━━━ MATERIALS PROVIDED
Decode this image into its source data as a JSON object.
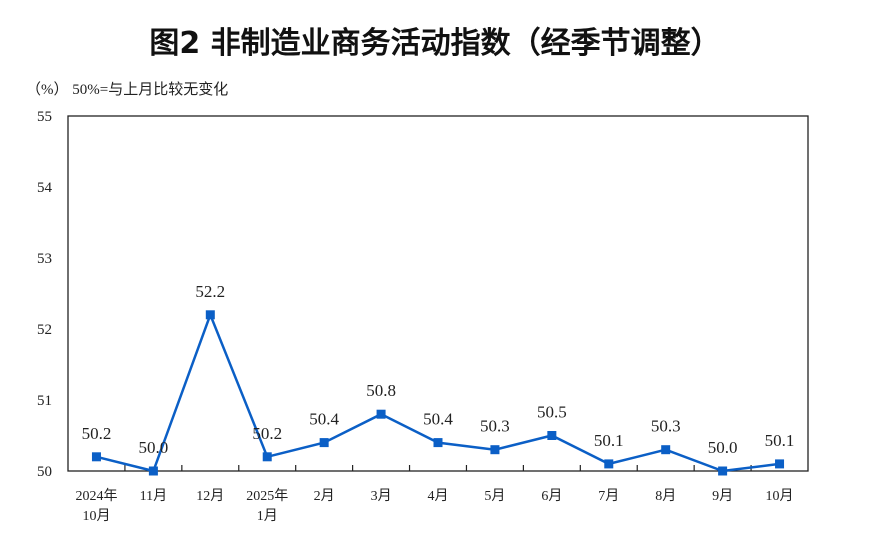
{
  "chart_data": {
    "type": "line",
    "title": "图2  非制造业商务活动指数（经季节调整）",
    "unit_note": "（%）  50%=与上月比较无变化",
    "categories": [
      "2024年\n10月",
      "11月",
      "12月",
      "2025年\n1月",
      "2月",
      "3月",
      "4月",
      "5月",
      "6月",
      "7月",
      "8月",
      "9月",
      "10月"
    ],
    "values": [
      50.2,
      50.0,
      52.2,
      50.2,
      50.4,
      50.8,
      50.4,
      50.3,
      50.5,
      50.1,
      50.3,
      50.0,
      50.1
    ],
    "data_labels": [
      "50.2",
      "50.0",
      "52.2",
      "50.2",
      "50.4",
      "50.8",
      "50.4",
      "50.3",
      "50.5",
      "50.1",
      "50.3",
      "50.0",
      "50.1"
    ],
    "ylim": [
      50,
      55
    ],
    "yticks": [
      "50",
      "51",
      "52",
      "53",
      "54",
      "55"
    ],
    "grid": false,
    "line_color": "#0b5fc6"
  }
}
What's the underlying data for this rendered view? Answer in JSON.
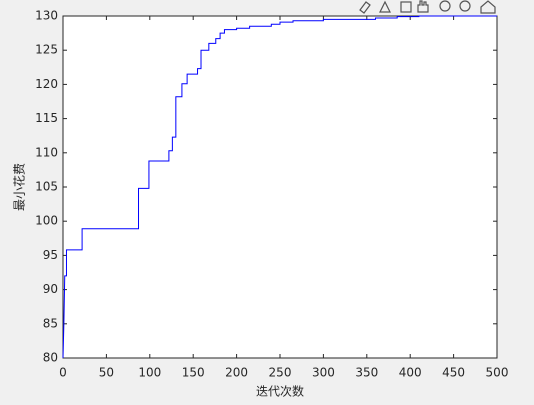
{
  "chart_data": {
    "type": "line",
    "xlabel": "迭代次数",
    "ylabel": "最小花费",
    "xlim": [
      0,
      500
    ],
    "ylim": [
      80,
      130
    ],
    "xticks": [
      0,
      50,
      100,
      150,
      200,
      250,
      300,
      350,
      400,
      450,
      500
    ],
    "yticks": [
      80,
      85,
      90,
      95,
      100,
      105,
      110,
      115,
      120,
      125,
      130
    ],
    "grid": false,
    "series": [
      {
        "color": "#0000ff",
        "x": [
          0,
          1,
          2,
          4,
          4,
          22,
          22,
          87,
          87,
          99,
          99,
          122,
          122,
          126,
          126,
          130,
          130,
          137,
          137,
          143,
          143,
          155,
          155,
          159,
          159,
          168,
          168,
          176,
          176,
          181,
          181,
          186,
          186,
          200,
          200,
          215,
          215,
          240,
          240,
          250,
          250,
          265,
          265,
          300,
          300,
          360,
          360,
          385,
          385,
          410,
          410,
          500
        ],
        "values": [
          80,
          85,
          92,
          92,
          95.8,
          95.8,
          98.9,
          98.9,
          104.8,
          104.8,
          108.8,
          108.8,
          110.3,
          110.3,
          112.3,
          112.3,
          118.2,
          118.2,
          120.1,
          120.1,
          121.5,
          121.5,
          122.3,
          122.3,
          125,
          125,
          126,
          126,
          126.7,
          126.7,
          127.5,
          127.5,
          128,
          128,
          128.2,
          128.2,
          128.5,
          128.5,
          128.8,
          128.8,
          129.1,
          129.1,
          129.3,
          129.3,
          129.5,
          129.5,
          129.7,
          129.7,
          129.9,
          129.9,
          130,
          130
        ]
      }
    ]
  }
}
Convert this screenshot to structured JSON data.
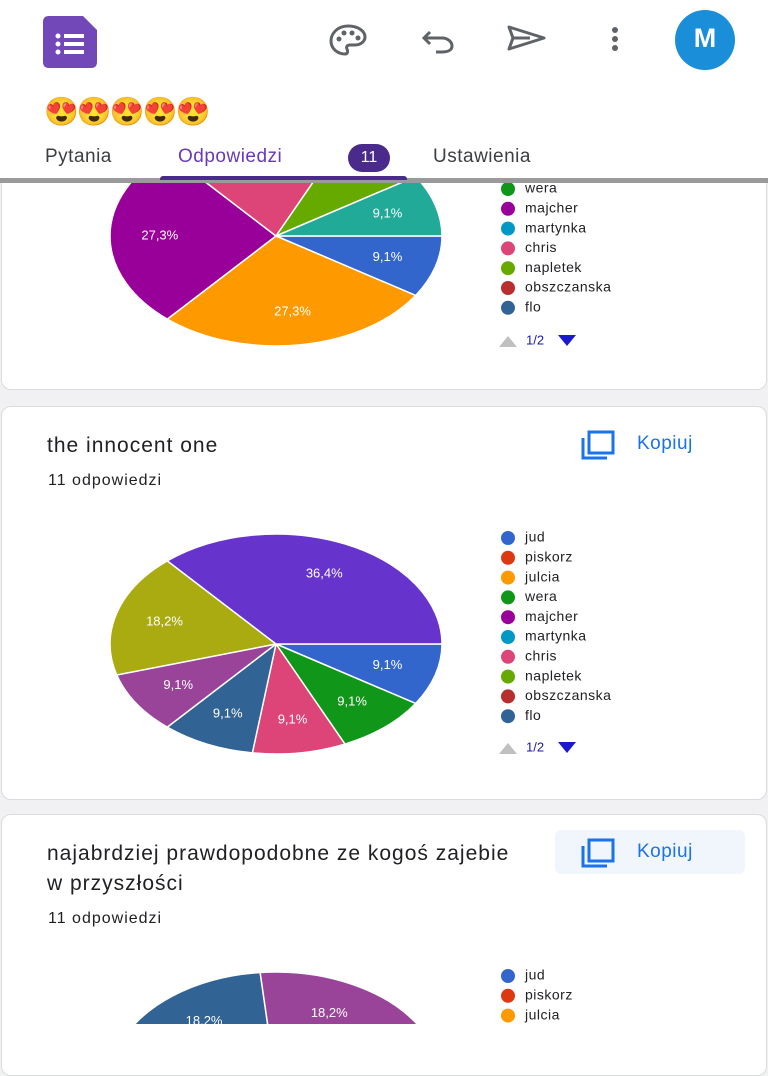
{
  "app": {
    "emoji_title": "😍😍😍😍😍",
    "avatar": "M"
  },
  "tabs": [
    {
      "label": "Pytania"
    },
    {
      "label": "Odpowiedzi",
      "badge": "11"
    },
    {
      "label": "Ustawienia"
    }
  ],
  "cards": [
    {
      "chart": {
        "type": "pie",
        "values": [
          9.1,
          27.3,
          27.3,
          18.2,
          9.1,
          9.1
        ],
        "value_labels": [
          "9,1%",
          "27,3%",
          "27,3%",
          null,
          null,
          "9,1%"
        ],
        "colors": [
          "#3366cc",
          "#ff9900",
          "#990099",
          "#dd4477",
          "#66aa00",
          "#22aa99"
        ],
        "legend": {
          "names": [
            "wera",
            "majcher",
            "martynka",
            "chris",
            "napletek",
            "obszczanska",
            "flo"
          ],
          "colors": [
            "#109618",
            "#990099",
            "#0099c6",
            "#dd4477",
            "#66aa00",
            "#b82e2e",
            "#316395"
          ]
        },
        "pager": "1/2"
      }
    },
    {
      "title": "the innocent one",
      "count": "11 odpowiedzi",
      "button": "Kopiuj",
      "chart": {
        "type": "pie",
        "values": [
          9.1,
          9.1,
          9.1,
          9.1,
          9.1,
          18.2,
          36.4
        ],
        "value_labels": [
          "9,1%",
          "9,1%",
          "9,1%",
          "9,1%",
          "9,1%",
          "18,2%",
          "36,4%"
        ],
        "colors": [
          "#3366cc",
          "#109618",
          "#dd4477",
          "#316395",
          "#994499",
          "#aaaa11",
          "#6633cc"
        ],
        "legend": {
          "names": [
            "jud",
            "piskorz",
            "julcia",
            "wera",
            "majcher",
            "martynka",
            "chris",
            "napletek",
            "obszczanska",
            "flo"
          ],
          "colors": [
            "#3366cc",
            "#dc3912",
            "#ff9900",
            "#109618",
            "#990099",
            "#0099c6",
            "#dd4477",
            "#66aa00",
            "#b82e2e",
            "#316395"
          ]
        },
        "pager": "1/2"
      }
    },
    {
      "title": "najabrdziej prawdopodobne ze kogoś zajebie w przyszłości",
      "count": "11 odpowiedzi",
      "button": "Kopiuj",
      "chart": {
        "type": "pie",
        "values": [
          18.2,
          18.2
        ],
        "value_labels": [
          "18,2%",
          "18,2%"
        ],
        "colors": [
          "#316395",
          "#994499"
        ],
        "legend": {
          "names": [
            "jud",
            "piskorz",
            "julcia"
          ],
          "colors": [
            "#3366cc",
            "#dc3912",
            "#ff9900"
          ]
        }
      }
    }
  ]
}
━━━━━━
_WHAT YOU SHOULD DO:_
All of the records need repeating exactly, except for the pictures.

_RESPONSE:_
Decode this image into its source data as a JSON object.
{
  "chart_data": {
    "type": "line",
    "title": "图2  非制造业商务活动指数（经季节调整）",
    "unit_note": "（%）  50%=与上月比较无变化",
    "categories": [
      "2024年\n10月",
      "11月",
      "12月",
      "2025年\n1月",
      "2月",
      "3月",
      "4月",
      "5月",
      "6月",
      "7月",
      "8月",
      "9月",
      "10月"
    ],
    "values": [
      50.2,
      50.0,
      52.2,
      50.2,
      50.4,
      50.8,
      50.4,
      50.3,
      50.5,
      50.1,
      50.3,
      50.0,
      50.1
    ],
    "data_labels": [
      "50.2",
      "50.0",
      "52.2",
      "50.2",
      "50.4",
      "50.8",
      "50.4",
      "50.3",
      "50.5",
      "50.1",
      "50.3",
      "50.0",
      "50.1"
    ],
    "ylim": [
      50,
      55
    ],
    "yticks": [
      "50",
      "51",
      "52",
      "53",
      "54",
      "55"
    ],
    "grid": false,
    "line_color": "#0b5fc6"
  }
}
What's the underlying data for this rendered view? Answer in JSON.
{
  "chart_data": {
    "type": "line",
    "xlabel": "迭代次数",
    "ylabel": "最小花费",
    "xlim": [
      0,
      500
    ],
    "ylim": [
      80,
      130
    ],
    "xticks": [
      0,
      50,
      100,
      150,
      200,
      250,
      300,
      350,
      400,
      450,
      500
    ],
    "yticks": [
      80,
      85,
      90,
      95,
      100,
      105,
      110,
      115,
      120,
      125,
      130
    ],
    "grid": false,
    "series": [
      {
        "color": "#0000ff",
        "x": [
          0,
          1,
          2,
          4,
          4,
          22,
          22,
          87,
          87,
          99,
          99,
          122,
          122,
          126,
          126,
          130,
          130,
          137,
          137,
          143,
          143,
          155,
          155,
          159,
          159,
          168,
          168,
          176,
          176,
          181,
          181,
          186,
          186,
          200,
          200,
          215,
          215,
          240,
          240,
          250,
          250,
          265,
          265,
          300,
          300,
          360,
          360,
          385,
          385,
          410,
          410,
          500
        ],
        "values": [
          80,
          85,
          92,
          92,
          95.8,
          95.8,
          98.9,
          98.9,
          104.8,
          104.8,
          108.8,
          108.8,
          110.3,
          110.3,
          112.3,
          112.3,
          118.2,
          118.2,
          120.1,
          120.1,
          121.5,
          121.5,
          122.3,
          122.3,
          125,
          125,
          126,
          126,
          126.7,
          126.7,
          127.5,
          127.5,
          128,
          128,
          128.2,
          128.2,
          128.5,
          128.5,
          128.8,
          128.8,
          129.1,
          129.1,
          129.3,
          129.3,
          129.5,
          129.5,
          129.7,
          129.7,
          129.9,
          129.9,
          130,
          130
        ]
      }
    ]
  }
}
Convert this screenshot to structured JSON data.
{
  "app": {
    "emoji_title": "😍😍😍😍😍",
    "avatar": "M"
  },
  "tabs": [
    {
      "label": "Pytania"
    },
    {
      "label": "Odpowiedzi",
      "badge": "11"
    },
    {
      "label": "Ustawienia"
    }
  ],
  "cards": [
    {
      "chart": {
        "type": "pie",
        "values": [
          9.1,
          27.3,
          27.3,
          18.2,
          9.1,
          9.1
        ],
        "value_labels": [
          "9,1%",
          "27,3%",
          "27,3%",
          null,
          null,
          "9,1%"
        ],
        "colors": [
          "#3366cc",
          "#ff9900",
          "#990099",
          "#dd4477",
          "#66aa00",
          "#22aa99"
        ],
        "legend": {
          "names": [
            "wera",
            "majcher",
            "martynka",
            "chris",
            "napletek",
            "obszczanska",
            "flo"
          ],
          "colors": [
            "#109618",
            "#990099",
            "#0099c6",
            "#dd4477",
            "#66aa00",
            "#b82e2e",
            "#316395"
          ]
        },
        "pager": "1/2"
      }
    },
    {
      "title": "the innocent one",
      "count": "11 odpowiedzi",
      "button": "Kopiuj",
      "chart": {
        "type": "pie",
        "values": [
          9.1,
          9.1,
          9.1,
          9.1,
          9.1,
          18.2,
          36.4
        ],
        "value_labels": [
          "9,1%",
          "9,1%",
          "9,1%",
          "9,1%",
          "9,1%",
          "18,2%",
          "36,4%"
        ],
        "colors": [
          "#3366cc",
          "#109618",
          "#dd4477",
          "#316395",
          "#994499",
          "#aaaa11",
          "#6633cc"
        ],
        "legend": {
          "names": [
            "jud",
            "piskorz",
            "julcia",
            "wera",
            "majcher",
            "martynka",
            "chris",
            "napletek",
            "obszczanska",
            "flo"
          ],
          "colors": [
            "#3366cc",
            "#dc3912",
            "#ff9900",
            "#109618",
            "#990099",
            "#0099c6",
            "#dd4477",
            "#66aa00",
            "#b82e2e",
            "#316395"
          ]
        },
        "pager": "1/2"
      }
    },
    {
      "title": "najabrdziej prawdopodobne ze kogoś zajebie w przyszłości",
      "count": "11 odpowiedzi",
      "button": "Kopiuj",
      "chart": {
        "type": "pie",
        "values": [
          18.2,
          18.2
        ],
        "value_labels": [
          "18,2%",
          "18,2%"
        ],
        "colors": [
          "#316395",
          "#994499"
        ],
        "legend": {
          "names": [
            "jud",
            "piskorz",
            "julcia"
          ],
          "colors": [
            "#3366cc",
            "#dc3912",
            "#ff9900"
          ]
        }
      }
    }
  ]
}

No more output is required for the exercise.